:: EXERCISE MATERIALS ::

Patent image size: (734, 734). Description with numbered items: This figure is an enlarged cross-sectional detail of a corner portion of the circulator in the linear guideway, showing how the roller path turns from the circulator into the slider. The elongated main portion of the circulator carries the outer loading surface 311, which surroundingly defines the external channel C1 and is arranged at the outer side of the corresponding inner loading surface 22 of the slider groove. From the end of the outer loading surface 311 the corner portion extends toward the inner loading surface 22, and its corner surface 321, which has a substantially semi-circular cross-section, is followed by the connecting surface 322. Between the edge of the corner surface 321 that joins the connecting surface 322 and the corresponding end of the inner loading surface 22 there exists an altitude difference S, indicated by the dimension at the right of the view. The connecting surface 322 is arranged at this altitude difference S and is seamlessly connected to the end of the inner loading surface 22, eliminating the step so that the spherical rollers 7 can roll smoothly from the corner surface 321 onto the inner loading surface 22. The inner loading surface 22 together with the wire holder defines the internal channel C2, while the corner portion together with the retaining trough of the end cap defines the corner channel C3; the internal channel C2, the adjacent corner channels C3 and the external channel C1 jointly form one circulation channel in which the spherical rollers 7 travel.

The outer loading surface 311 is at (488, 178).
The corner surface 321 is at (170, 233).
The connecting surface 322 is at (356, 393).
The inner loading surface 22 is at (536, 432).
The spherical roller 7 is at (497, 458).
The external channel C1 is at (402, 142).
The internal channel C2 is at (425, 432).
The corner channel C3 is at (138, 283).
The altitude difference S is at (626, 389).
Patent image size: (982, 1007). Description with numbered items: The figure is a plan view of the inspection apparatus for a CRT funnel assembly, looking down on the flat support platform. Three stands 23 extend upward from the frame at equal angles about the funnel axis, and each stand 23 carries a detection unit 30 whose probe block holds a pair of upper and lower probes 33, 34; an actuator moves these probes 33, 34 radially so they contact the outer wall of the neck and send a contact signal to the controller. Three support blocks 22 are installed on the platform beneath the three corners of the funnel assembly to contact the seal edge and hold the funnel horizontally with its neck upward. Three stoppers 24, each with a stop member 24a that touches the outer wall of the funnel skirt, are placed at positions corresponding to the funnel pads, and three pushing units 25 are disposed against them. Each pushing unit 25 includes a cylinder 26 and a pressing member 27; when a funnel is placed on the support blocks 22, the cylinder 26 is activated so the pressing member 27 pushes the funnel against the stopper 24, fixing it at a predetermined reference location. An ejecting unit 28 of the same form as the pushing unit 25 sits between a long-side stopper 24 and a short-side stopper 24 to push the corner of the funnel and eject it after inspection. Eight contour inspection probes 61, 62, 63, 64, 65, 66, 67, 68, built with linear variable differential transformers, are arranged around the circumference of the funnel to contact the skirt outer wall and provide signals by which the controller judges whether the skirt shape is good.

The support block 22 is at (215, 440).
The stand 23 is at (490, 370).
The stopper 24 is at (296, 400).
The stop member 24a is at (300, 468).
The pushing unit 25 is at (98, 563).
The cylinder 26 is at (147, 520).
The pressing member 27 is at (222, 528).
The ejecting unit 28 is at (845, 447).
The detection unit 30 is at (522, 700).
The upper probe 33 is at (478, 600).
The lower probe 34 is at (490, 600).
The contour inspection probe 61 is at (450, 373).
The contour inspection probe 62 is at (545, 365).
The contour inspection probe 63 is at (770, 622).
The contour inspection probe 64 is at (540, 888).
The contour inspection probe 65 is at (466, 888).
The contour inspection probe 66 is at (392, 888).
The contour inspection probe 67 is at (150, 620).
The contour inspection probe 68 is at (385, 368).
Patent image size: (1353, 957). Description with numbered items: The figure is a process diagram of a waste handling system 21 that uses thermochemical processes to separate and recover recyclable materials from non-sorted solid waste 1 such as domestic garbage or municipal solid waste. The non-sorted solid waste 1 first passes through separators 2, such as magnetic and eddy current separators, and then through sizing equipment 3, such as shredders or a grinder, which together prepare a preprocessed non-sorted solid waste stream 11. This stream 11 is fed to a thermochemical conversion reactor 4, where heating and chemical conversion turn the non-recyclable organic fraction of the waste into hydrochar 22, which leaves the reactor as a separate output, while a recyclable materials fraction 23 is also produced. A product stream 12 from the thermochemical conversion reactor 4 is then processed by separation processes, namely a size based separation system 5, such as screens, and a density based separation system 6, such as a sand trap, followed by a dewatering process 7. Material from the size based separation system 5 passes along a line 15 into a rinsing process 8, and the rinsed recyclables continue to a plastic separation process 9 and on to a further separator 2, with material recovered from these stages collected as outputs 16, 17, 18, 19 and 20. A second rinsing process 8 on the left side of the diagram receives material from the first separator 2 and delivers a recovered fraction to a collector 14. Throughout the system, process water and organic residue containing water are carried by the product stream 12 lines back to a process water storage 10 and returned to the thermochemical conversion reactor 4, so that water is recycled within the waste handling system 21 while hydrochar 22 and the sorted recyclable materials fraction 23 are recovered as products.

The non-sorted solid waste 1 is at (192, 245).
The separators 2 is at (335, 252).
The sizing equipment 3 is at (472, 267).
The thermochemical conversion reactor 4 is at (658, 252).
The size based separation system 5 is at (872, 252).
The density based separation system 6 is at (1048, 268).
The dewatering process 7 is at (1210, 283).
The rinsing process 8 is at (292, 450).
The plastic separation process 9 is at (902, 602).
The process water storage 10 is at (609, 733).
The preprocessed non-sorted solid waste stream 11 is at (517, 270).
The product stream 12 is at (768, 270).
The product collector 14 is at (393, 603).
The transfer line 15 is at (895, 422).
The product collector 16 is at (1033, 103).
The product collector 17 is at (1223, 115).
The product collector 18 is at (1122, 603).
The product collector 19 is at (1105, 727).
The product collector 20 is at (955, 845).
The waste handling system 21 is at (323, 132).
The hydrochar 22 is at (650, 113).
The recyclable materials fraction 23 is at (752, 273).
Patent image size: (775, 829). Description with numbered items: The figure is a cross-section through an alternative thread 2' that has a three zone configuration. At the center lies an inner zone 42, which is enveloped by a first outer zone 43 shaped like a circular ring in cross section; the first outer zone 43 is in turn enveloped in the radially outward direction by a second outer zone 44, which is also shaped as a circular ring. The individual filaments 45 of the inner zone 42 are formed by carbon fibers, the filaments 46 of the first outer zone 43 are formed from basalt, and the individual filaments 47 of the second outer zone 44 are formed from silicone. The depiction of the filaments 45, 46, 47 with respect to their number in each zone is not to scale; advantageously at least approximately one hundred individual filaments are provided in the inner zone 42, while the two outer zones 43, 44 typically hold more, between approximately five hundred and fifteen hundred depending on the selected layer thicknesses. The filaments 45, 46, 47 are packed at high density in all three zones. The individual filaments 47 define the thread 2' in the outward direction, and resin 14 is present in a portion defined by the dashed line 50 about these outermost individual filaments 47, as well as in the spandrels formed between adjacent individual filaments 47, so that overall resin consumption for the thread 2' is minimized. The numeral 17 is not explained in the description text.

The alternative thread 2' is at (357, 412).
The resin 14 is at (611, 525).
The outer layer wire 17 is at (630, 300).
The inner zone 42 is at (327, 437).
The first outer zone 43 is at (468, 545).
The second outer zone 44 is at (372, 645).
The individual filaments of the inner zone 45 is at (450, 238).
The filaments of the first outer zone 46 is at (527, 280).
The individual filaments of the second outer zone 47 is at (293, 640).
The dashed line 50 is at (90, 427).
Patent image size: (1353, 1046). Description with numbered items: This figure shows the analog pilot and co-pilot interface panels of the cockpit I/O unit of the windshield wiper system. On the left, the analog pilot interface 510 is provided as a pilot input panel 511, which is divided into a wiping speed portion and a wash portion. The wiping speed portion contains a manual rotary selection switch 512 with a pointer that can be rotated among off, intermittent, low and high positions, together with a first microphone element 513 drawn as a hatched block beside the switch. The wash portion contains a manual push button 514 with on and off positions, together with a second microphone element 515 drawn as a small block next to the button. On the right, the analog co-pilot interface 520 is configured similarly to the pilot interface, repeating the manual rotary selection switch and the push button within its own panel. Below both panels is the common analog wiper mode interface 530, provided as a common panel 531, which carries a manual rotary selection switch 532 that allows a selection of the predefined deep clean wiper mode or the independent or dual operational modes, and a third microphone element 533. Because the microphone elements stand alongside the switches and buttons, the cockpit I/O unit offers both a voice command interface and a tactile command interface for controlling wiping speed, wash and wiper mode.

:::

TASK STATEMENT >> Output as a JSON list of strings the lines that run from the one containing "Patent image size: (775, 829)." through the one containing "The inner zone 42 is at (327, 437).", one string per line and blank lines omitted. Begin at the line that has "Patent image size: (775, 829)." and stop after the line that has "The inner zone 42 is at (327, 437).".

FULL OUTPUT >>
[
  "Patent image size: (775, 829). Description with numbered items: The figure is a cross-section through an alternative thread 2' that has a three zone configuration. At the center lies an inner zone 42, which is enveloped by a first outer zone 43 shaped like a circular ring in cross section; the first outer zone 43 is in turn enveloped in the radially outward direction by a second outer zone 44, which is also shaped as a circular ring. The individual filaments 45 of the inner zone 42 are formed by carbon fibers, the filaments 46 of the first outer zone 43 are formed from basalt, and the individual filaments 47 of the second outer zone 44 are formed from silicone. The depiction of the filaments 45, 46, 47 with respect to their number in each zone is not to scale; advantageously at least approximately one hundred individual filaments are provided in the inner zone 42, while the two outer zones 43, 44 typically hold more, between approximately five hundred and fifteen hundred depending on the selected layer thicknesses. The filaments 45, 46, 47 are packed at high density in all three zones. The individual filaments 47 define the thread 2' in the outward direction, and resin 14 is present in a portion defined by the dashed line 50 about these outermost individual filaments 47, as well as in the spandrels formed between adjacent individual filaments 47, so that overall resin consumption for the thread 2' is minimized. The numeral 17 is not explained in the description text.",
  "The alternative thread 2' is at (357, 412).",
  "The resin 14 is at (611, 525).",
  "The outer layer wire 17 is at (630, 300).",
  "The inner zone 42 is at (327, 437)."
]